## START Exercise materials

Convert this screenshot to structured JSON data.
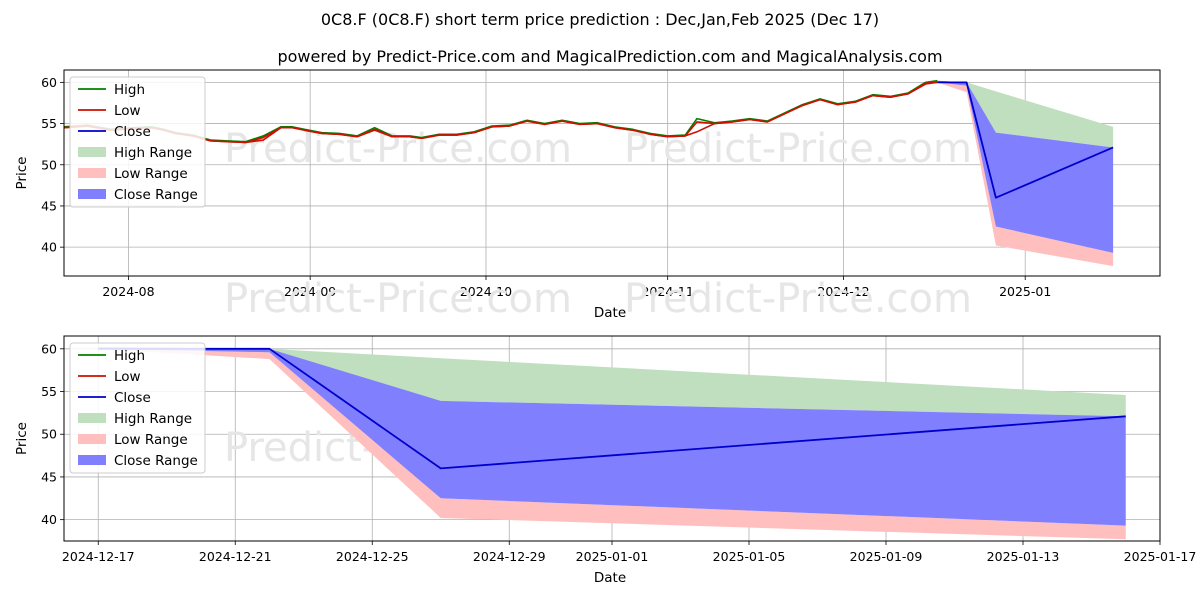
{
  "title": "0C8.F (0C8.F) short term price prediction : Dec,Jan,Feb 2025 (Dec 17)",
  "subtitle": "powered by Predict-Price.com and MagicalPrediction.com and MagicalAnalysis.com",
  "watermark": "Predict-Price.com",
  "colors": {
    "high": "#008000",
    "low": "#cc1100",
    "close": "#0000cc",
    "high_range": "#bfdfbf",
    "low_range": "#ffbfbf",
    "close_range": "#8080ff",
    "grid": "#b0b0b0"
  },
  "legend": [
    {
      "key": "high",
      "label": "High",
      "kind": "line"
    },
    {
      "key": "low",
      "label": "Low",
      "kind": "line"
    },
    {
      "key": "close",
      "label": "Close",
      "kind": "line"
    },
    {
      "key": "high_range",
      "label": "High Range",
      "kind": "patch"
    },
    {
      "key": "low_range",
      "label": "Low Range",
      "kind": "patch"
    },
    {
      "key": "close_range",
      "label": "Close Range",
      "kind": "patch"
    }
  ],
  "chart_data": [
    {
      "type": "line",
      "xlabel": "Date",
      "ylabel": "Price",
      "xlim": [
        "2024-07-21",
        "2025-01-24"
      ],
      "ylim": [
        36.5,
        61.5
      ],
      "yticks": [
        40,
        45,
        50,
        55,
        60
      ],
      "xticks": [
        "2024-08-01",
        "2024-09-01",
        "2024-10-01",
        "2024-11-01",
        "2024-12-01",
        "2025-01-01"
      ],
      "xtick_labels": [
        "2024-08",
        "2024-09",
        "2024-10",
        "2024-11",
        "2024-12",
        "2025-01"
      ],
      "grid": true,
      "legend_position": "top-left",
      "history": {
        "dates": [
          "2024-07-21",
          "2024-07-25",
          "2024-07-29",
          "2024-08-02",
          "2024-08-05",
          "2024-08-07",
          "2024-08-09",
          "2024-08-12",
          "2024-08-15",
          "2024-08-18",
          "2024-08-21",
          "2024-08-24",
          "2024-08-27",
          "2024-08-29",
          "2024-08-31",
          "2024-09-03",
          "2024-09-06",
          "2024-09-09",
          "2024-09-12",
          "2024-09-15",
          "2024-09-18",
          "2024-09-20",
          "2024-09-23",
          "2024-09-26",
          "2024-09-29",
          "2024-10-02",
          "2024-10-05",
          "2024-10-08",
          "2024-10-11",
          "2024-10-14",
          "2024-10-17",
          "2024-10-20",
          "2024-10-23",
          "2024-10-26",
          "2024-10-29",
          "2024-11-01",
          "2024-11-04",
          "2024-11-06",
          "2024-11-09",
          "2024-11-12",
          "2024-11-15",
          "2024-11-18",
          "2024-11-21",
          "2024-11-24",
          "2024-11-27",
          "2024-11-30",
          "2024-12-03",
          "2024-12-06",
          "2024-12-09",
          "2024-12-12",
          "2024-12-15",
          "2024-12-17"
        ],
        "high": [
          54.6,
          54.8,
          54.3,
          54.5,
          54.6,
          54.3,
          53.9,
          53.6,
          53.0,
          52.9,
          52.8,
          53.5,
          54.6,
          54.6,
          54.3,
          53.9,
          53.8,
          53.5,
          54.5,
          53.5,
          53.5,
          53.3,
          53.7,
          53.7,
          54.0,
          54.7,
          54.8,
          55.4,
          55.0,
          55.4,
          55.0,
          55.1,
          54.6,
          54.3,
          53.8,
          53.5,
          53.6,
          55.6,
          55.1,
          55.3,
          55.6,
          55.3,
          56.3,
          57.3,
          58.0,
          57.4,
          57.7,
          58.5,
          58.3,
          58.7,
          60.0,
          60.2
        ],
        "low": [
          54.5,
          54.7,
          54.2,
          54.4,
          54.5,
          54.2,
          53.8,
          53.5,
          52.9,
          52.8,
          52.7,
          53.0,
          54.5,
          54.5,
          54.2,
          53.8,
          53.7,
          53.4,
          54.2,
          53.4,
          53.4,
          53.2,
          53.6,
          53.6,
          53.9,
          54.6,
          54.7,
          55.3,
          54.9,
          55.3,
          54.9,
          55.0,
          54.5,
          54.2,
          53.7,
          53.4,
          53.5,
          54.0,
          55.0,
          55.2,
          55.5,
          55.2,
          56.2,
          57.2,
          57.9,
          57.3,
          57.6,
          58.4,
          58.2,
          58.6,
          59.8,
          60.0
        ],
        "close": [
          54.5,
          54.7,
          54.2,
          54.4,
          54.5,
          54.2,
          53.8,
          53.5,
          52.9,
          52.8,
          52.7,
          53.3,
          54.5,
          54.5,
          54.2,
          53.8,
          53.7,
          53.4,
          54.3,
          53.4,
          53.4,
          53.2,
          53.6,
          53.6,
          53.9,
          54.6,
          54.7,
          55.3,
          54.9,
          55.3,
          54.9,
          55.0,
          54.5,
          54.2,
          53.7,
          53.4,
          53.5,
          55.2,
          55.0,
          55.2,
          55.5,
          55.2,
          56.2,
          57.2,
          57.9,
          57.3,
          57.6,
          58.4,
          58.2,
          58.6,
          59.9,
          60.0
        ]
      },
      "forecast": {
        "dates": [
          "2024-12-17",
          "2024-12-22",
          "2024-12-27",
          "2025-01-16"
        ],
        "close": [
          60.0,
          60.0,
          46.0,
          52.1
        ],
        "high_range": [
          [
            60.0,
            60.2
          ],
          [
            59.8,
            60.0
          ],
          [
            53.9,
            58.9
          ],
          [
            52.1,
            54.6
          ]
        ],
        "low_range": [
          [
            60.0,
            60.2
          ],
          [
            58.8,
            60.0
          ],
          [
            40.2,
            42.5
          ],
          [
            37.7,
            39.3
          ]
        ],
        "close_range": [
          [
            60.0,
            60.2
          ],
          [
            59.6,
            60.0
          ],
          [
            42.5,
            53.9
          ],
          [
            39.3,
            52.1
          ]
        ]
      }
    },
    {
      "type": "line",
      "xlabel": "Date",
      "ylabel": "Price",
      "xlim": [
        "2024-12-16",
        "2025-01-17"
      ],
      "ylim": [
        37.5,
        61.5
      ],
      "yticks": [
        40,
        45,
        50,
        55,
        60
      ],
      "xticks": [
        "2024-12-17",
        "2024-12-21",
        "2024-12-25",
        "2024-12-29",
        "2025-01-01",
        "2025-01-05",
        "2025-01-09",
        "2025-01-13",
        "2025-01-17"
      ],
      "xtick_labels": [
        "2024-12-17",
        "2024-12-21",
        "2024-12-25",
        "2024-12-29",
        "2025-01-01",
        "2025-01-05",
        "2025-01-09",
        "2025-01-13",
        "2025-01-17"
      ],
      "grid": true,
      "legend_position": "top-left",
      "forecast": {
        "dates": [
          "2024-12-17",
          "2024-12-22",
          "2024-12-27",
          "2025-01-16"
        ],
        "close": [
          60.0,
          60.0,
          46.0,
          52.1
        ],
        "high_range": [
          [
            60.0,
            60.2
          ],
          [
            59.8,
            60.0
          ],
          [
            53.9,
            58.9
          ],
          [
            52.1,
            54.6
          ]
        ],
        "low_range": [
          [
            60.0,
            60.2
          ],
          [
            58.8,
            60.0
          ],
          [
            40.2,
            42.5
          ],
          [
            37.7,
            39.3
          ]
        ],
        "close_range": [
          [
            60.0,
            60.2
          ],
          [
            59.6,
            60.0
          ],
          [
            42.5,
            53.9
          ],
          [
            39.3,
            52.1
          ]
        ]
      }
    }
  ]
}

## END Exercise materials

* **Instructions to follow**: Restate the records word for word, omitting images.

* **Task response**:
Convert this screenshot to structured JSON data.
{
  "title": "0C8.F (0C8.F) short term price prediction : Dec,Jan,Feb 2025 (Dec 17)",
  "subtitle": "powered by Predict-Price.com and MagicalPrediction.com and MagicalAnalysis.com",
  "watermark": "Predict-Price.com",
  "colors": {
    "high": "#008000",
    "low": "#cc1100",
    "close": "#0000cc",
    "high_range": "#bfdfbf",
    "low_range": "#ffbfbf",
    "close_range": "#8080ff",
    "grid": "#b0b0b0"
  },
  "legend": [
    {
      "key": "high",
      "label": "High",
      "kind": "line"
    },
    {
      "key": "low",
      "label": "Low",
      "kind": "line"
    },
    {
      "key": "close",
      "label": "Close",
      "kind": "line"
    },
    {
      "key": "high_range",
      "label": "High Range",
      "kind": "patch"
    },
    {
      "key": "low_range",
      "label": "Low Range",
      "kind": "patch"
    },
    {
      "key": "close_range",
      "label": "Close Range",
      "kind": "patch"
    }
  ],
  "chart_data": [
    {
      "type": "line",
      "xlabel": "Date",
      "ylabel": "Price",
      "xlim": [
        "2024-07-21",
        "2025-01-24"
      ],
      "ylim": [
        36.5,
        61.5
      ],
      "yticks": [
        40,
        45,
        50,
        55,
        60
      ],
      "xticks": [
        "2024-08-01",
        "2024-09-01",
        "2024-10-01",
        "2024-11-01",
        "2024-12-01",
        "2025-01-01"
      ],
      "xtick_labels": [
        "2024-08",
        "2024-09",
        "2024-10",
        "2024-11",
        "2024-12",
        "2025-01"
      ],
      "grid": true,
      "legend_position": "top-left",
      "history": {
        "dates": [
          "2024-07-21",
          "2024-07-25",
          "2024-07-29",
          "2024-08-02",
          "2024-08-05",
          "2024-08-07",
          "2024-08-09",
          "2024-08-12",
          "2024-08-15",
          "2024-08-18",
          "2024-08-21",
          "2024-08-24",
          "2024-08-27",
          "2024-08-29",
          "2024-08-31",
          "2024-09-03",
          "2024-09-06",
          "2024-09-09",
          "2024-09-12",
          "2024-09-15",
          "2024-09-18",
          "2024-09-20",
          "2024-09-23",
          "2024-09-26",
          "2024-09-29",
          "2024-10-02",
          "2024-10-05",
          "2024-10-08",
          "2024-10-11",
          "2024-10-14",
          "2024-10-17",
          "2024-10-20",
          "2024-10-23",
          "2024-10-26",
          "2024-10-29",
          "2024-11-01",
          "2024-11-04",
          "2024-11-06",
          "2024-11-09",
          "2024-11-12",
          "2024-11-15",
          "2024-11-18",
          "2024-11-21",
          "2024-11-24",
          "2024-11-27",
          "2024-11-30",
          "2024-12-03",
          "2024-12-06",
          "2024-12-09",
          "2024-12-12",
          "2024-12-15",
          "2024-12-17"
        ],
        "high": [
          54.6,
          54.8,
          54.3,
          54.5,
          54.6,
          54.3,
          53.9,
          53.6,
          53.0,
          52.9,
          52.8,
          53.5,
          54.6,
          54.6,
          54.3,
          53.9,
          53.8,
          53.5,
          54.5,
          53.5,
          53.5,
          53.3,
          53.7,
          53.7,
          54.0,
          54.7,
          54.8,
          55.4,
          55.0,
          55.4,
          55.0,
          55.1,
          54.6,
          54.3,
          53.8,
          53.5,
          53.6,
          55.6,
          55.1,
          55.3,
          55.6,
          55.3,
          56.3,
          57.3,
          58.0,
          57.4,
          57.7,
          58.5,
          58.3,
          58.7,
          60.0,
          60.2
        ],
        "low": [
          54.5,
          54.7,
          54.2,
          54.4,
          54.5,
          54.2,
          53.8,
          53.5,
          52.9,
          52.8,
          52.7,
          53.0,
          54.5,
          54.5,
          54.2,
          53.8,
          53.7,
          53.4,
          54.2,
          53.4,
          53.4,
          53.2,
          53.6,
          53.6,
          53.9,
          54.6,
          54.7,
          55.3,
          54.9,
          55.3,
          54.9,
          55.0,
          54.5,
          54.2,
          53.7,
          53.4,
          53.5,
          54.0,
          55.0,
          55.2,
          55.5,
          55.2,
          56.2,
          57.2,
          57.9,
          57.3,
          57.6,
          58.4,
          58.2,
          58.6,
          59.8,
          60.0
        ],
        "close": [
          54.5,
          54.7,
          54.2,
          54.4,
          54.5,
          54.2,
          53.8,
          53.5,
          52.9,
          52.8,
          52.7,
          53.3,
          54.5,
          54.5,
          54.2,
          53.8,
          53.7,
          53.4,
          54.3,
          53.4,
          53.4,
          53.2,
          53.6,
          53.6,
          53.9,
          54.6,
          54.7,
          55.3,
          54.9,
          55.3,
          54.9,
          55.0,
          54.5,
          54.2,
          53.7,
          53.4,
          53.5,
          55.2,
          55.0,
          55.2,
          55.5,
          55.2,
          56.2,
          57.2,
          57.9,
          57.3,
          57.6,
          58.4,
          58.2,
          58.6,
          59.9,
          60.0
        ]
      },
      "forecast": {
        "dates": [
          "2024-12-17",
          "2024-12-22",
          "2024-12-27",
          "2025-01-16"
        ],
        "close": [
          60.0,
          60.0,
          46.0,
          52.1
        ],
        "high_range": [
          [
            60.0,
            60.2
          ],
          [
            59.8,
            60.0
          ],
          [
            53.9,
            58.9
          ],
          [
            52.1,
            54.6
          ]
        ],
        "low_range": [
          [
            60.0,
            60.2
          ],
          [
            58.8,
            60.0
          ],
          [
            40.2,
            42.5
          ],
          [
            37.7,
            39.3
          ]
        ],
        "close_range": [
          [
            60.0,
            60.2
          ],
          [
            59.6,
            60.0
          ],
          [
            42.5,
            53.9
          ],
          [
            39.3,
            52.1
          ]
        ]
      }
    },
    {
      "type": "line",
      "xlabel": "Date",
      "ylabel": "Price",
      "xlim": [
        "2024-12-16",
        "2025-01-17"
      ],
      "ylim": [
        37.5,
        61.5
      ],
      "yticks": [
        40,
        45,
        50,
        55,
        60
      ],
      "xticks": [
        "2024-12-17",
        "2024-12-21",
        "2024-12-25",
        "2024-12-29",
        "2025-01-01",
        "2025-01-05",
        "2025-01-09",
        "2025-01-13",
        "2025-01-17"
      ],
      "xtick_labels": [
        "2024-12-17",
        "2024-12-21",
        "2024-12-25",
        "2024-12-29",
        "2025-01-01",
        "2025-01-05",
        "2025-01-09",
        "2025-01-13",
        "2025-01-17"
      ],
      "grid": true,
      "legend_position": "top-left",
      "forecast": {
        "dates": [
          "2024-12-17",
          "2024-12-22",
          "2024-12-27",
          "2025-01-16"
        ],
        "close": [
          60.0,
          60.0,
          46.0,
          52.1
        ],
        "high_range": [
          [
            60.0,
            60.2
          ],
          [
            59.8,
            60.0
          ],
          [
            53.9,
            58.9
          ],
          [
            52.1,
            54.6
          ]
        ],
        "low_range": [
          [
            60.0,
            60.2
          ],
          [
            58.8,
            60.0
          ],
          [
            40.2,
            42.5
          ],
          [
            37.7,
            39.3
          ]
        ],
        "close_range": [
          [
            60.0,
            60.2
          ],
          [
            59.6,
            60.0
          ],
          [
            42.5,
            53.9
          ],
          [
            39.3,
            52.1
          ]
        ]
      }
    }
  ]
}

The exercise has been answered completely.